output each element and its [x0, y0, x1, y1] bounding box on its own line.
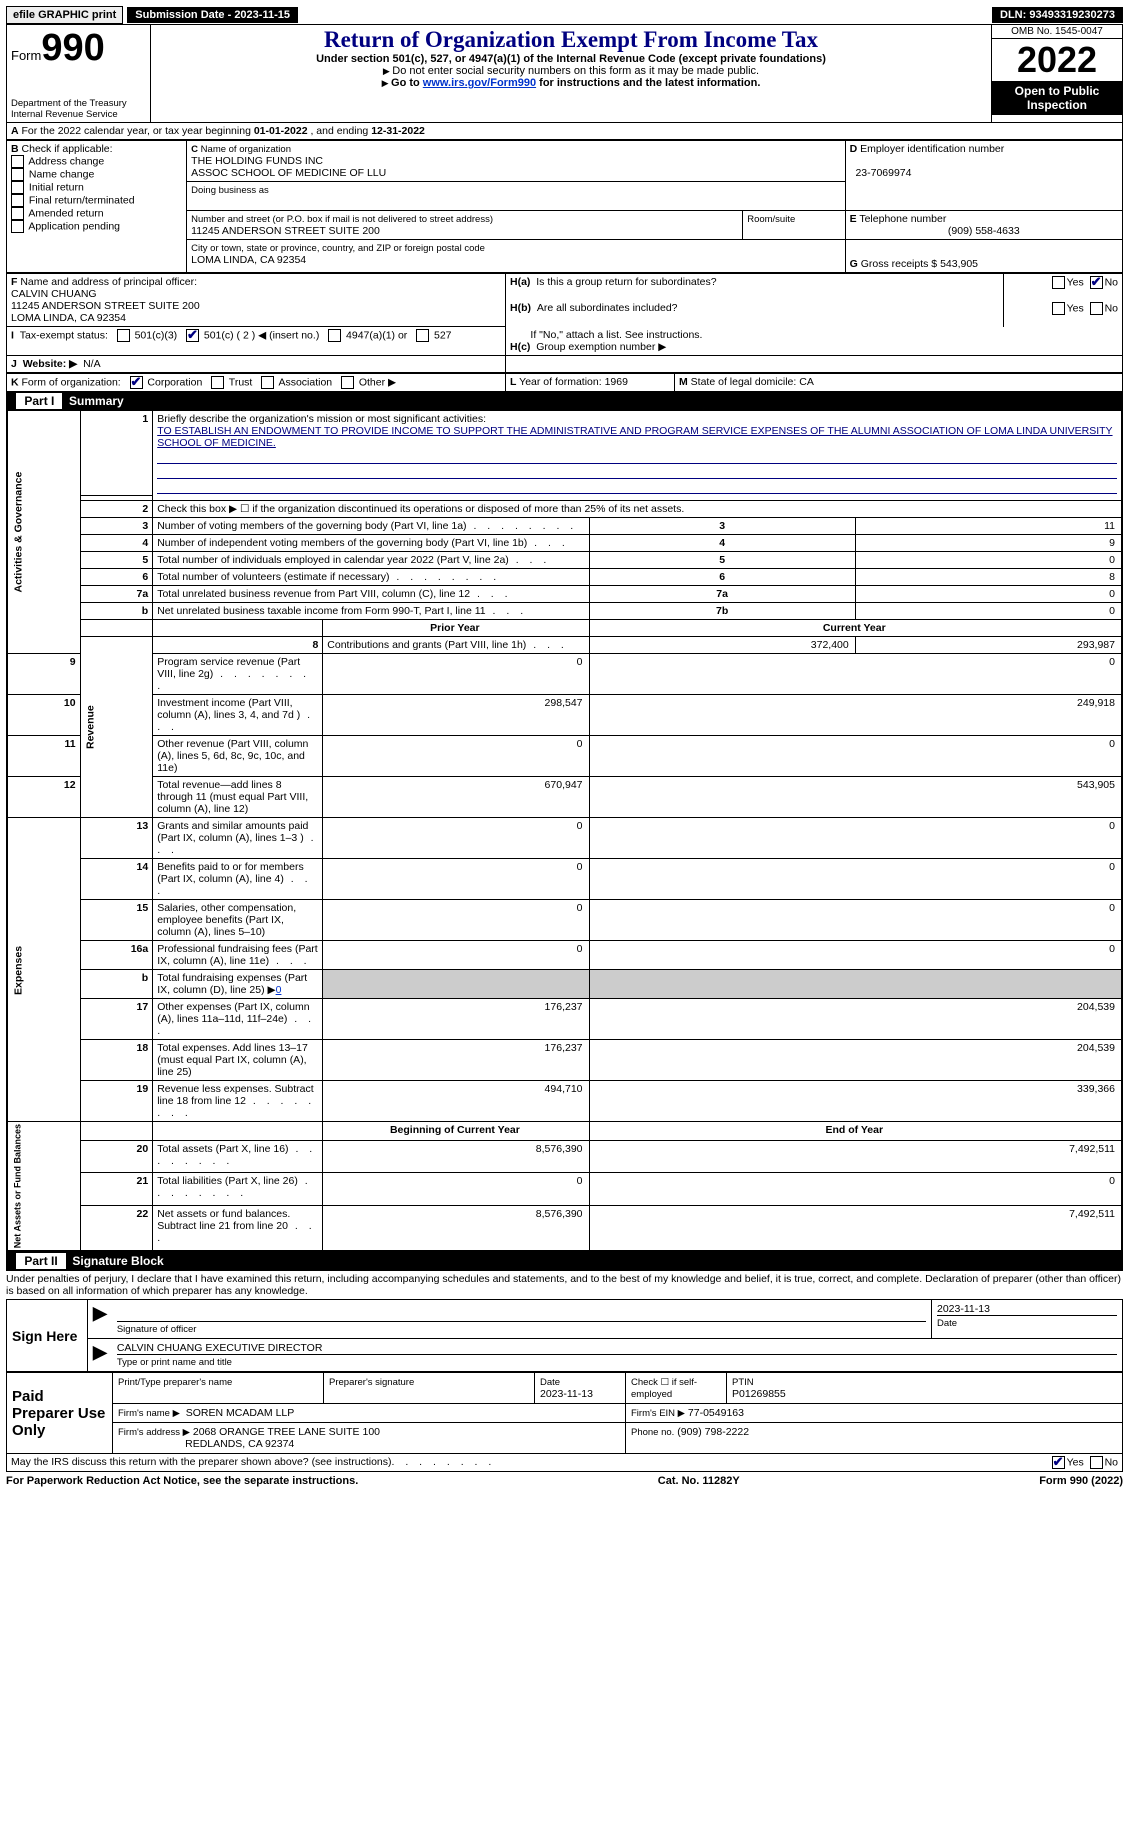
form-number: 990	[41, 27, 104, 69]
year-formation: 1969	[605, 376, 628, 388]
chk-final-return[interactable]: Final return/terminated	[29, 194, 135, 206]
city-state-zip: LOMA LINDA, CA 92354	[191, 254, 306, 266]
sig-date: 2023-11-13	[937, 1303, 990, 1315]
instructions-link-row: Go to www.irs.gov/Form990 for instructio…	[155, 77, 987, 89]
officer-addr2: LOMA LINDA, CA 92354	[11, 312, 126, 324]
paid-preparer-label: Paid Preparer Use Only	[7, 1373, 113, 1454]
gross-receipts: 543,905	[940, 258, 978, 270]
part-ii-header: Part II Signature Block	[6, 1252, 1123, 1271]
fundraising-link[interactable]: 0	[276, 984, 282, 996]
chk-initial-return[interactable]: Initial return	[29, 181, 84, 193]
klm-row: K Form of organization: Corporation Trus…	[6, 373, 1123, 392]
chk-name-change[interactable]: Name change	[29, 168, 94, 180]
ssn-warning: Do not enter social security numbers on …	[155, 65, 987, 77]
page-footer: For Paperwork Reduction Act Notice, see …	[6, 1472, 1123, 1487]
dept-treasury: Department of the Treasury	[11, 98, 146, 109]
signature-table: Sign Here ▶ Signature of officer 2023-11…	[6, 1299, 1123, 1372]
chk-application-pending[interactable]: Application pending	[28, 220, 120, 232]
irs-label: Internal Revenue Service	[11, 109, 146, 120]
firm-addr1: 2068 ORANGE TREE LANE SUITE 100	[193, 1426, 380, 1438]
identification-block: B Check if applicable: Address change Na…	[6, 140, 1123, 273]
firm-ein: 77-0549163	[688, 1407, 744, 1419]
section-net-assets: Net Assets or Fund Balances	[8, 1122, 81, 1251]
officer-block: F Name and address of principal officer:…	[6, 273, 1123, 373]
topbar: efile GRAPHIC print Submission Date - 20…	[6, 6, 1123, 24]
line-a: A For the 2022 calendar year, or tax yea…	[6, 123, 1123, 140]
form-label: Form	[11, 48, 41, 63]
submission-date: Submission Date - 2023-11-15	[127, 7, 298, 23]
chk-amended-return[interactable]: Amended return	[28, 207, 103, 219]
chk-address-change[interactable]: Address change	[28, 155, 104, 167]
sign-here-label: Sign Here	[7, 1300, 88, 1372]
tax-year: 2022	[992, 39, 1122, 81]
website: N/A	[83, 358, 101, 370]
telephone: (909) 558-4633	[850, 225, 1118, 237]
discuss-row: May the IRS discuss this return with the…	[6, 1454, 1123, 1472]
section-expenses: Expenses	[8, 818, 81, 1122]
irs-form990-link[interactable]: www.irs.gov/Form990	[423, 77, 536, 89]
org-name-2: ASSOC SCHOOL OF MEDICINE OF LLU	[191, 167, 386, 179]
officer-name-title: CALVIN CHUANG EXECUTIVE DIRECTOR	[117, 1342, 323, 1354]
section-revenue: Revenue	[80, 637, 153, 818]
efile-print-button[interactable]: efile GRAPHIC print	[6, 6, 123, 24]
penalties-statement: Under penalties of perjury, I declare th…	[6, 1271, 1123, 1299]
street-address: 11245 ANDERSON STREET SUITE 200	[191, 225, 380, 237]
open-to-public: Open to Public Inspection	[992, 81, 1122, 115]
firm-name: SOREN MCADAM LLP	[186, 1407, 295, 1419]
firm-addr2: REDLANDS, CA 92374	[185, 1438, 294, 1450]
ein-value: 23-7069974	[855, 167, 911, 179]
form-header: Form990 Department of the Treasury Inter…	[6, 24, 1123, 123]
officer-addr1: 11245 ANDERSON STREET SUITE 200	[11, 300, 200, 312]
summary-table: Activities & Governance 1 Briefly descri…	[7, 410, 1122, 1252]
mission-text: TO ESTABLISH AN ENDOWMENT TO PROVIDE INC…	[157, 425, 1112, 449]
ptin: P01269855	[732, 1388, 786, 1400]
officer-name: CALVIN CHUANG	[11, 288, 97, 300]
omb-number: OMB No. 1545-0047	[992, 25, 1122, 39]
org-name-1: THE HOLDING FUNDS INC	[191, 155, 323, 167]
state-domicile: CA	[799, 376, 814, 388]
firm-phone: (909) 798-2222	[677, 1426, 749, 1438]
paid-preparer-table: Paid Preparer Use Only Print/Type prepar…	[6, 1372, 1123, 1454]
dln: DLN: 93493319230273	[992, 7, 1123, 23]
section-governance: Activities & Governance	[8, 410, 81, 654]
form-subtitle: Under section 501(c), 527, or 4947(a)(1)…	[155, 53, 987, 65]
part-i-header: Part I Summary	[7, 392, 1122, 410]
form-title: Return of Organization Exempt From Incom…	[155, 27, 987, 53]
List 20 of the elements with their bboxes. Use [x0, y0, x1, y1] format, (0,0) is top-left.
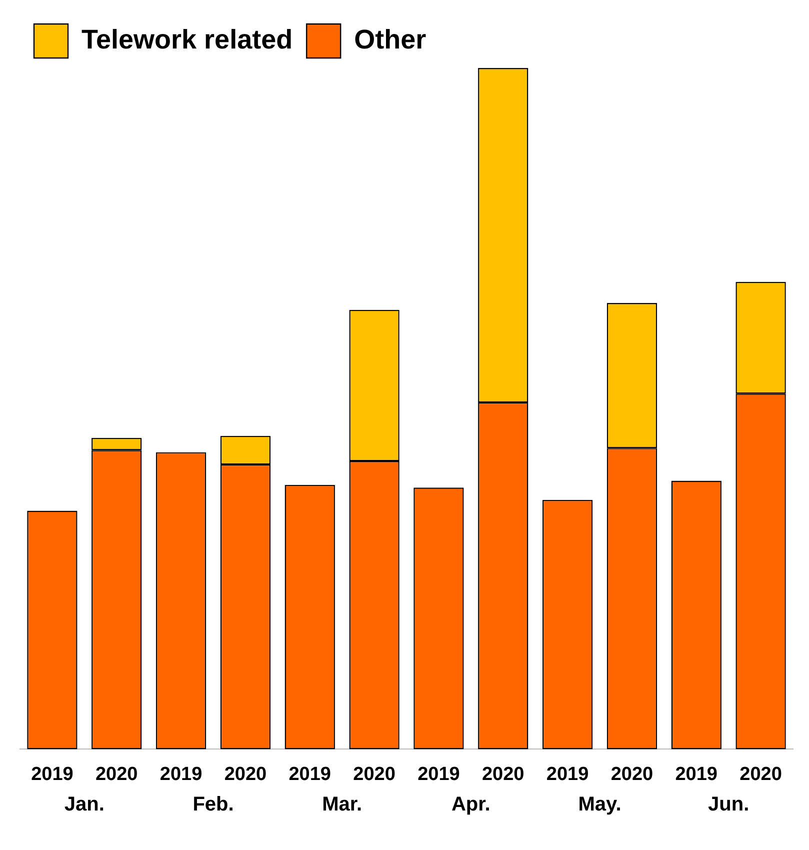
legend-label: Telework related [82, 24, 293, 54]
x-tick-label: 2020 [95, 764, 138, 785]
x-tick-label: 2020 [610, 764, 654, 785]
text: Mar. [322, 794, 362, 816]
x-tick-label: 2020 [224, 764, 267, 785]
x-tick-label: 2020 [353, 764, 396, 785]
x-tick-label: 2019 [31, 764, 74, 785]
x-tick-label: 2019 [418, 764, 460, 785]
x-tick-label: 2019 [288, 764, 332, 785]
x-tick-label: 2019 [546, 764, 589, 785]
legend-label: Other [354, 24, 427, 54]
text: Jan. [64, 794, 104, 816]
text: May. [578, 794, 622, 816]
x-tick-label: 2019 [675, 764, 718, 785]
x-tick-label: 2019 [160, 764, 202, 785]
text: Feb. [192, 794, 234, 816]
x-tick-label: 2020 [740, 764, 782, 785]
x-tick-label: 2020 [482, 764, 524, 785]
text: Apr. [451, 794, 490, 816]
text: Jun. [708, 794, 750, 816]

========================

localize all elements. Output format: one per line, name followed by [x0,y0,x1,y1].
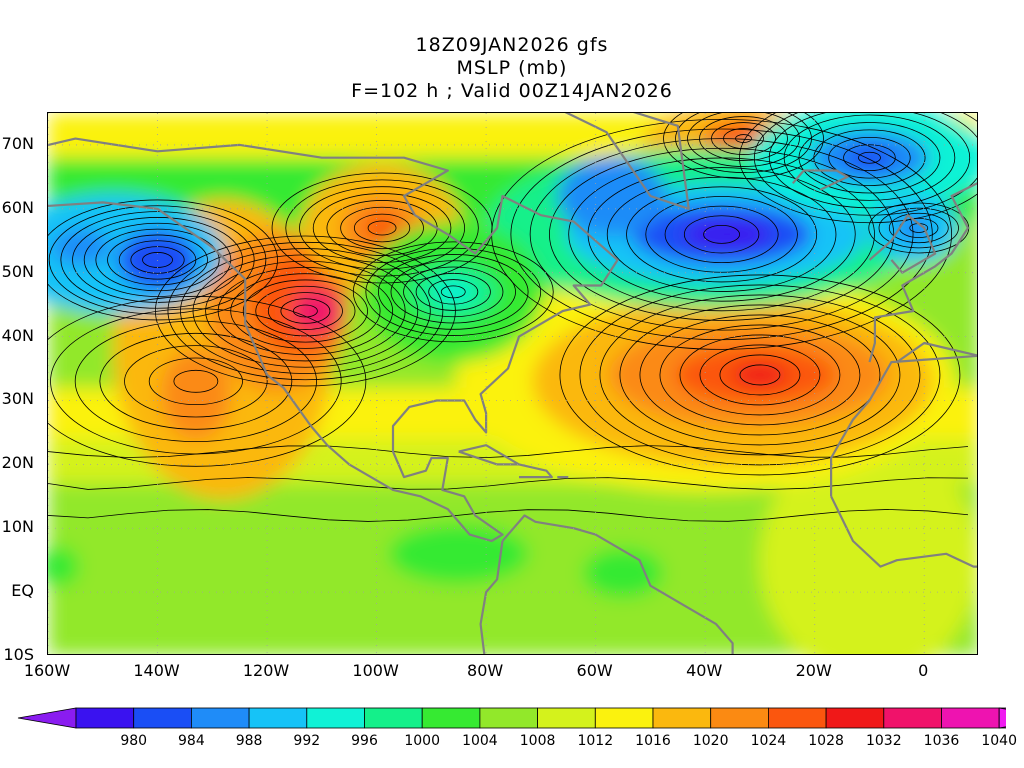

========================

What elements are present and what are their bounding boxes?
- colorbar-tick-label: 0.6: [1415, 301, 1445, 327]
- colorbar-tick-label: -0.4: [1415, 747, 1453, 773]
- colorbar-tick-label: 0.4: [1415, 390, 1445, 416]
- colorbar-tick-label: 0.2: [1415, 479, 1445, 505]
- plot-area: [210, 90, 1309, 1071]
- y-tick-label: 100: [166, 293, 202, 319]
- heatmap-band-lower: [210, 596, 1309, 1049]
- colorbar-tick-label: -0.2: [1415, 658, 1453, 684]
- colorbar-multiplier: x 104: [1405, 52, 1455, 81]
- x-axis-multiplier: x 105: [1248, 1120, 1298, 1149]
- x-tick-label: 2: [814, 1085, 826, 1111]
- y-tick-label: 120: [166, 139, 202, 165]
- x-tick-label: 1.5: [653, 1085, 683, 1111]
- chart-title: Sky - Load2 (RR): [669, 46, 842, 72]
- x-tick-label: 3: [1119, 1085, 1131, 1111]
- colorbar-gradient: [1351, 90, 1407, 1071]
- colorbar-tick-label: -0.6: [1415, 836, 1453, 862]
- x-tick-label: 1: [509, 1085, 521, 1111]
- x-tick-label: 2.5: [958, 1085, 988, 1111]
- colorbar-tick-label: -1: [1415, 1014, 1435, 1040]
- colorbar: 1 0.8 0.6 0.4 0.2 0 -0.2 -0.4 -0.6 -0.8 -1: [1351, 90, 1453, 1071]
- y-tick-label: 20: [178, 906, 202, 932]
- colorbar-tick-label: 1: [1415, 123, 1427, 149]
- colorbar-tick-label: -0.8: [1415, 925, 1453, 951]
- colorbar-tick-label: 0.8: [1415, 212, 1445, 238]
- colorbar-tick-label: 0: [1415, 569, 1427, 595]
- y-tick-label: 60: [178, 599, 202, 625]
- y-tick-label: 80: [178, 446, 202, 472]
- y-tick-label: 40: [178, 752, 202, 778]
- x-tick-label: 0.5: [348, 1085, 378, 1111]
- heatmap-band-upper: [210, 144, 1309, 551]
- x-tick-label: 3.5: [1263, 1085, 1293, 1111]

========================

— The task —
Switch "interactable" to "clickable" in the records, covering everything from the line with "output each element" down to the line with "984, 282, 996]", and give those lines again with nothing else changed. Leave the pictures out.

— Response to the task —
output each element and its [x0, y0, x1, y1] bounding box on its own line.
form-number: 990	[41, 27, 104, 69]
year-formation: 1969	[605, 376, 628, 388]
chk-final-return[clickable]: Final return/terminated	[29, 194, 135, 206]
city-state-zip: LOMA LINDA, CA 92354	[191, 254, 306, 266]
sig-date: 2023-11-13	[937, 1303, 990, 1315]
instructions-link-row: Go to www.irs.gov/Form990 for instructio…	[155, 77, 987, 89]
officer-addr2: LOMA LINDA, CA 92354	[11, 312, 126, 324]
paid-preparer-label: Paid Preparer Use Only	[7, 1373, 113, 1454]
gross-receipts: 543,905	[940, 258, 978, 270]
part-ii-header: Part II Signature Block	[6, 1252, 1123, 1271]
fundraising-link[clickable]: 0	[276, 984, 282, 996]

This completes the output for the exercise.